*Your task*:
Return each entry exactly, omitting nothing.

# START OF Supplied data

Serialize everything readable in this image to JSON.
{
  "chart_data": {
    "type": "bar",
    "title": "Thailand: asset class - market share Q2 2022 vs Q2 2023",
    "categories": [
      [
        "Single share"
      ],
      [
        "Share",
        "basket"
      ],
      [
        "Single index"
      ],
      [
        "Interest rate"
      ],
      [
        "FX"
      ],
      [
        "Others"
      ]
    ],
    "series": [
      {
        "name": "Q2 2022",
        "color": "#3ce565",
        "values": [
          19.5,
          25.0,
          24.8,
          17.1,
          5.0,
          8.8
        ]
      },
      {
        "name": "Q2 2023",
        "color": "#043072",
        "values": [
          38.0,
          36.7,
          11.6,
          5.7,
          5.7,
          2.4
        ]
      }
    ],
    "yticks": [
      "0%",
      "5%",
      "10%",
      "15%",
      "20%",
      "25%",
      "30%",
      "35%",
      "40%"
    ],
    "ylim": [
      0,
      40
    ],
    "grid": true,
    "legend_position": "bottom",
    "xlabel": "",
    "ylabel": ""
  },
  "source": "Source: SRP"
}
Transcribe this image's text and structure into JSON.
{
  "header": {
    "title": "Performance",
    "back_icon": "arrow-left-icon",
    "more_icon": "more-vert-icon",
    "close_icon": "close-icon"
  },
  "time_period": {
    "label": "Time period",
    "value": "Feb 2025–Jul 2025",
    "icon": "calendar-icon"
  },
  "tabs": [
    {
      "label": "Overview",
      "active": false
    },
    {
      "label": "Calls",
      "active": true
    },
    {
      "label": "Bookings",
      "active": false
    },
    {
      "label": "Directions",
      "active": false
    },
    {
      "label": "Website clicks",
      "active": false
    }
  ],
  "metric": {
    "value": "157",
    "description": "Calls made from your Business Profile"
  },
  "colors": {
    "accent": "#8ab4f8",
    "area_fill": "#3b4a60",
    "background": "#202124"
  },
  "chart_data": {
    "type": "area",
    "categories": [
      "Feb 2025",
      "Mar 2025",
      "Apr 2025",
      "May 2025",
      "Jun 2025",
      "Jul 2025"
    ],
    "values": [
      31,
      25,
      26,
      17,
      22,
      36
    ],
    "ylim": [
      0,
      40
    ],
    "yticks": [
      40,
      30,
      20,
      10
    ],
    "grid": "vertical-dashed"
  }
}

# END OF Supplied data

*Complete response*:
Serialize everything readable in this image to JSON.
{
  "chart_data": {
    "type": "bar",
    "title": "Thailand: asset class - market share Q2 2022 vs Q2 2023",
    "categories": [
      [
        "Single share"
      ],
      [
        "Share",
        "basket"
      ],
      [
        "Single index"
      ],
      [
        "Interest rate"
      ],
      [
        "FX"
      ],
      [
        "Others"
      ]
    ],
    "series": [
      {
        "name": "Q2 2022",
        "color": "#3ce565",
        "values": [
          19.5,
          25.0,
          24.8,
          17.1,
          5.0,
          8.8
        ]
      },
      {
        "name": "Q2 2023",
        "color": "#043072",
        "values": [
          38.0,
          36.7,
          11.6,
          5.7,
          5.7,
          2.4
        ]
      }
    ],
    "yticks": [
      "0%",
      "5%",
      "10%",
      "15%",
      "20%",
      "25%",
      "30%",
      "35%",
      "40%"
    ],
    "ylim": [
      0,
      40
    ],
    "grid": true,
    "legend_position": "bottom",
    "xlabel": "",
    "ylabel": ""
  },
  "source": "Source: SRP"
}
Transcribe this image's text and structure into JSON.
{
  "header": {
    "title": "Performance",
    "back_icon": "arrow-left-icon",
    "more_icon": "more-vert-icon",
    "close_icon": "close-icon"
  },
  "time_period": {
    "label": "Time period",
    "value": "Feb 2025–Jul 2025",
    "icon": "calendar-icon"
  },
  "tabs": [
    {
      "label": "Overview",
      "active": false
    },
    {
      "label": "Calls",
      "active": true
    },
    {
      "label": "Bookings",
      "active": false
    },
    {
      "label": "Directions",
      "active": false
    },
    {
      "label": "Website clicks",
      "active": false
    }
  ],
  "metric": {
    "value": "157",
    "description": "Calls made from your Business Profile"
  },
  "colors": {
    "accent": "#8ab4f8",
    "area_fill": "#3b4a60",
    "background": "#202124"
  },
  "chart_data": {
    "type": "area",
    "categories": [
      "Feb 2025",
      "Mar 2025",
      "Apr 2025",
      "May 2025",
      "Jun 2025",
      "Jul 2025"
    ],
    "values": [
      31,
      25,
      26,
      17,
      22,
      36
    ],
    "ylim": [
      0,
      40
    ],
    "yticks": [
      40,
      30,
      20,
      10
    ],
    "grid": "vertical-dashed"
  }
}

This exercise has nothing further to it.